Short exercise: Find all the lines with "SWEDISH" and gather them.

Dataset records
* START *

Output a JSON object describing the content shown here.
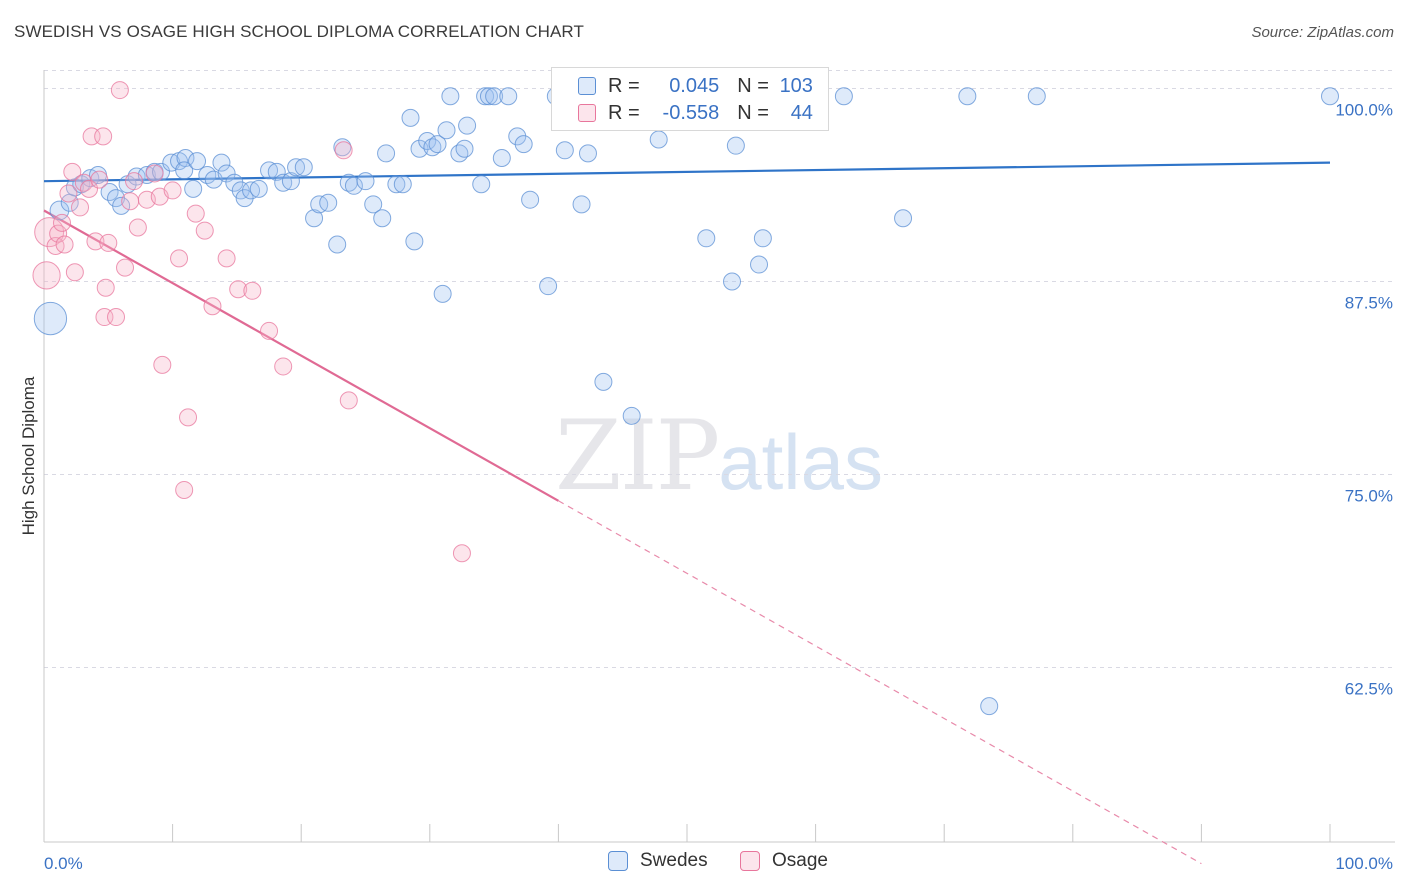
{
  "title": "SWEDISH VS OSAGE HIGH SCHOOL DIPLOMA CORRELATION CHART",
  "source": "Source: ZipAtlas.com",
  "watermark": {
    "zip": "ZIP",
    "atlas": "atlas"
  },
  "colors": {
    "swedes": "#5b8fd4",
    "swedes_fill": "rgba(160,195,240,0.35)",
    "osage": "#e8769c",
    "osage_fill": "rgba(245,180,200,0.35)",
    "axis_label": "#3a72c4",
    "grid": "#d9d9e3"
  },
  "legend": {
    "r_label": "R =",
    "n_label": "N =",
    "swedes": {
      "r": "0.045",
      "n": "103"
    },
    "osage": {
      "r": "-0.558",
      "n": "44"
    }
  },
  "bottom_legend": {
    "swedes": "Swedes",
    "osage": "Osage"
  },
  "chart_data": {
    "type": "scatter",
    "title": "SWEDISH VS OSAGE HIGH SCHOOL DIPLOMA CORRELATION CHART",
    "xlabel": "",
    "ylabel": "High School Diploma",
    "xlim": [
      0,
      100
    ],
    "ylim": [
      51.2,
      101.2
    ],
    "x_tick_labels": [
      "0.0%",
      "100.0%"
    ],
    "y_ticks": [
      62.5,
      75.0,
      87.5,
      100.0
    ],
    "y_tick_labels": [
      "62.5%",
      "75.0%",
      "87.5%",
      "100.0%"
    ],
    "series": [
      {
        "name": "Swedes",
        "trend": {
          "x": [
            0,
            100
          ],
          "y": [
            94.0,
            95.2
          ],
          "style": "solid"
        },
        "points": [
          [
            0.5,
            85.1,
            1.9
          ],
          [
            1.2,
            92.1,
            1.1
          ],
          [
            2.0,
            92.6,
            1.0
          ],
          [
            2.4,
            93.6,
            1.0
          ],
          [
            2.9,
            93.8,
            1.0
          ],
          [
            3.6,
            94.2,
            1.0
          ],
          [
            4.2,
            94.4,
            1.0
          ],
          [
            5.1,
            93.3,
            1.0
          ],
          [
            5.6,
            92.9,
            1.0
          ],
          [
            6.0,
            92.4,
            1.0
          ],
          [
            6.5,
            93.8,
            1.0
          ],
          [
            7.2,
            94.3,
            1.0
          ],
          [
            8.0,
            94.4,
            1.0
          ],
          [
            8.6,
            94.6,
            1.0
          ],
          [
            9.1,
            94.6,
            1.0
          ],
          [
            9.9,
            95.2,
            1.0
          ],
          [
            10.5,
            95.3,
            1.0
          ],
          [
            11.0,
            95.5,
            1.0
          ],
          [
            10.9,
            94.7,
            1.0
          ],
          [
            11.6,
            93.5,
            1.0
          ],
          [
            11.9,
            95.3,
            1.0
          ],
          [
            12.7,
            94.4,
            1.0
          ],
          [
            13.2,
            94.1,
            1.0
          ],
          [
            13.8,
            95.2,
            1.0
          ],
          [
            14.2,
            94.5,
            1.0
          ],
          [
            14.8,
            93.9,
            1.0
          ],
          [
            15.3,
            93.4,
            1.0
          ],
          [
            15.6,
            92.9,
            1.0
          ],
          [
            16.1,
            93.4,
            1.0
          ],
          [
            16.7,
            93.5,
            1.0
          ],
          [
            17.5,
            94.7,
            1.0
          ],
          [
            18.1,
            94.6,
            1.0
          ],
          [
            18.6,
            93.9,
            1.0
          ],
          [
            19.2,
            94.0,
            1.0
          ],
          [
            19.6,
            94.9,
            1.0
          ],
          [
            20.2,
            94.9,
            1.0
          ],
          [
            21.0,
            91.6,
            1.0
          ],
          [
            21.4,
            92.5,
            1.0
          ],
          [
            22.1,
            92.6,
            1.0
          ],
          [
            22.8,
            89.9,
            1.0
          ],
          [
            23.2,
            96.2,
            1.0
          ],
          [
            23.7,
            93.9,
            1.0
          ],
          [
            24.1,
            93.7,
            1.0
          ],
          [
            25.0,
            94.0,
            1.0
          ],
          [
            25.6,
            92.5,
            1.0
          ],
          [
            26.3,
            91.6,
            1.0
          ],
          [
            26.6,
            95.8,
            1.0
          ],
          [
            27.4,
            93.8,
            1.0
          ],
          [
            27.9,
            93.8,
            1.0
          ],
          [
            28.5,
            98.1,
            1.0
          ],
          [
            28.8,
            90.1,
            1.0
          ],
          [
            29.2,
            96.1,
            1.0
          ],
          [
            29.8,
            96.6,
            1.0
          ],
          [
            30.2,
            96.2,
            1.0
          ],
          [
            30.6,
            96.4,
            1.0
          ],
          [
            31.0,
            86.7,
            1.0
          ],
          [
            31.3,
            97.3,
            1.0
          ],
          [
            31.6,
            99.5,
            1.0
          ],
          [
            32.3,
            95.8,
            1.0
          ],
          [
            32.7,
            96.1,
            1.0
          ],
          [
            32.9,
            97.6,
            1.0
          ],
          [
            34.0,
            93.8,
            1.0
          ],
          [
            34.3,
            99.5,
            1.0
          ],
          [
            34.6,
            99.5,
            1.0
          ],
          [
            35.0,
            99.5,
            1.0
          ],
          [
            35.6,
            95.5,
            1.0
          ],
          [
            36.1,
            99.5,
            1.0
          ],
          [
            36.8,
            96.9,
            1.0
          ],
          [
            37.3,
            96.4,
            1.0
          ],
          [
            37.8,
            92.8,
            1.0
          ],
          [
            39.2,
            87.2,
            1.0
          ],
          [
            39.8,
            99.5,
            1.0
          ],
          [
            40.2,
            99.5,
            1.0
          ],
          [
            40.5,
            96.0,
            1.0
          ],
          [
            40.9,
            99.5,
            1.0
          ],
          [
            41.8,
            92.5,
            1.0
          ],
          [
            42.3,
            95.8,
            1.0
          ],
          [
            42.8,
            99.5,
            1.0
          ],
          [
            43.5,
            81.0,
            1.0
          ],
          [
            44.0,
            99.5,
            1.0
          ],
          [
            44.5,
            99.5,
            1.0
          ],
          [
            45.7,
            78.8,
            1.0
          ],
          [
            46.2,
            99.5,
            1.0
          ],
          [
            46.8,
            99.5,
            1.0
          ],
          [
            47.8,
            96.7,
            1.0
          ],
          [
            48.7,
            99.5,
            1.0
          ],
          [
            49.0,
            99.5,
            1.0
          ],
          [
            50.0,
            99.5,
            1.0
          ],
          [
            50.6,
            99.5,
            1.0
          ],
          [
            51.5,
            90.3,
            1.0
          ],
          [
            52.6,
            99.5,
            1.0
          ],
          [
            53.5,
            87.5,
            1.0
          ],
          [
            53.8,
            96.3,
            1.0
          ],
          [
            55.6,
            88.6,
            1.0
          ],
          [
            55.9,
            90.3,
            1.0
          ],
          [
            59.3,
            99.5,
            1.0
          ],
          [
            62.2,
            99.5,
            1.0
          ],
          [
            66.8,
            91.6,
            1.0
          ],
          [
            71.8,
            99.5,
            1.0
          ],
          [
            73.5,
            60.0,
            1.0
          ],
          [
            77.2,
            99.5,
            1.0
          ],
          [
            100.0,
            99.5,
            1.0
          ]
        ]
      },
      {
        "name": "Osage",
        "trend": {
          "x": [
            0,
            40,
            90
          ],
          "y": [
            92.1,
            73.3,
            49.8
          ],
          "style": "solid-then-dashed"
        },
        "points": [
          [
            0.2,
            87.9,
            1.6
          ],
          [
            0.4,
            90.7,
            1.7
          ],
          [
            0.9,
            89.8,
            1.0
          ],
          [
            1.1,
            90.6,
            1.0
          ],
          [
            1.4,
            91.3,
            1.0
          ],
          [
            1.6,
            89.9,
            1.0
          ],
          [
            1.9,
            93.2,
            1.0
          ],
          [
            2.2,
            94.6,
            1.0
          ],
          [
            2.4,
            88.1,
            1.0
          ],
          [
            2.8,
            92.3,
            1.0
          ],
          [
            3.1,
            93.9,
            1.0
          ],
          [
            3.5,
            93.5,
            1.0
          ],
          [
            3.7,
            96.9,
            1.0
          ],
          [
            4.0,
            90.1,
            1.0
          ],
          [
            4.3,
            94.1,
            1.0
          ],
          [
            4.6,
            96.9,
            1.0
          ],
          [
            4.7,
            85.2,
            1.0
          ],
          [
            4.8,
            87.1,
            1.0
          ],
          [
            5.0,
            90.0,
            1.0
          ],
          [
            5.6,
            85.2,
            1.0
          ],
          [
            5.9,
            99.9,
            1.0
          ],
          [
            6.3,
            88.4,
            1.0
          ],
          [
            6.7,
            92.7,
            1.0
          ],
          [
            7.0,
            94.0,
            1.0
          ],
          [
            7.3,
            91.0,
            1.0
          ],
          [
            8.0,
            92.8,
            1.0
          ],
          [
            8.6,
            94.5,
            1.0
          ],
          [
            9.0,
            93.0,
            1.0
          ],
          [
            9.2,
            82.1,
            1.0
          ],
          [
            10.0,
            93.4,
            1.0
          ],
          [
            10.5,
            89.0,
            1.0
          ],
          [
            10.9,
            74.0,
            1.0
          ],
          [
            11.2,
            78.7,
            1.0
          ],
          [
            11.8,
            91.9,
            1.0
          ],
          [
            12.5,
            90.8,
            1.0
          ],
          [
            13.1,
            85.9,
            1.0
          ],
          [
            14.2,
            89.0,
            1.0
          ],
          [
            15.1,
            87.0,
            1.0
          ],
          [
            16.2,
            86.9,
            1.0
          ],
          [
            17.5,
            84.3,
            1.0
          ],
          [
            18.6,
            82.0,
            1.0
          ],
          [
            23.3,
            96.0,
            1.0
          ],
          [
            23.7,
            79.8,
            1.0
          ],
          [
            32.5,
            69.9,
            1.0
          ]
        ]
      }
    ]
  }
}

* END *

Response to the exercise:
  "title": "SWEDISH VS OSAGE HIGH SCHOOL DIPLOMA CORRELATION CHART",
    "title": "SWEDISH VS OSAGE HIGH SCHOOL DIPLOMA CORRELATION CHART",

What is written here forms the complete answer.